WHAT THIS TASK INVOLVES >>
From the entries that follow, extract each line holding the string "mention".

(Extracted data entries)
────

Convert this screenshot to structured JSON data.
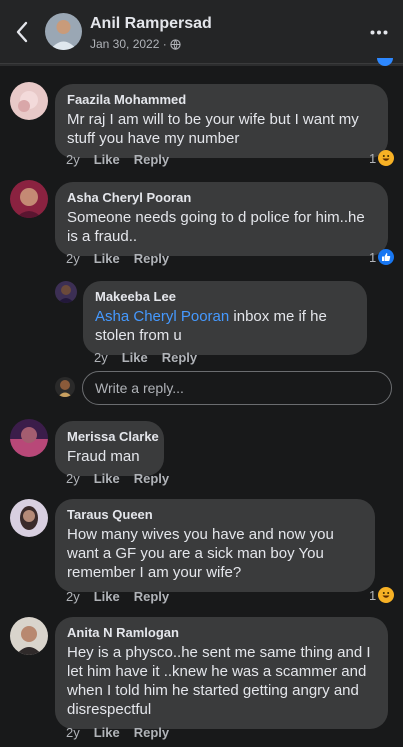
{
  "header": {
    "title": "Anil Rampersad",
    "date": "Jan 30, 2022 ·",
    "audience_icon": "globe-icon"
  },
  "comments": [
    {
      "author": "Faazila Mohammed",
      "text": "Mr raj I am will to be your wife but I want my stuff you have my number",
      "age": "2y",
      "like": "Like",
      "reply": "Reply",
      "reaction": {
        "count": "1",
        "type": "haha"
      }
    },
    {
      "author": "Asha Cheryl Pooran",
      "text": "Someone needs going to d police for him..he is a fraud..",
      "age": "2y",
      "like": "Like",
      "reply": "Reply",
      "reaction": {
        "count": "1",
        "type": "like"
      }
    },
    {
      "author": "Makeeba Lee",
      "mention": "Asha Cheryl Pooran",
      "text": " inbox me if he stolen from u",
      "age": "2y",
      "like": "Like",
      "reply": "Reply"
    },
    {
      "author": "Merissa Clarke",
      "text": "Fraud man",
      "age": "2y",
      "like": "Like",
      "reply": "Reply"
    },
    {
      "author": "Taraus Queen",
      "text": "How many wives you have and now you want a GF you are a sick man boy You remember I am your wife?",
      "age": "2y",
      "like": "Like",
      "reply": "Reply",
      "reaction": {
        "count": "1",
        "type": "haha"
      }
    },
    {
      "author": "Anita N Ramlogan",
      "text": "Hey is a physco..he sent me same thing and I let him have it ..knew he was a scammer and when I told him he started getting angry and disrespectful",
      "age": "2y",
      "like": "Like",
      "reply": "Reply"
    }
  ],
  "reply_input": {
    "placeholder": "Write a reply..."
  },
  "colors": {
    "background": "#18191a",
    "bubble": "#3a3b3c",
    "mention": "#4599ff",
    "like_blue": "#1877f2",
    "haha_yellow": "#f7b125"
  }
}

────

EXERCISE RESPONSE >>
      "mention": "Asha Cheryl Pooran",
    "mention": "#4599ff",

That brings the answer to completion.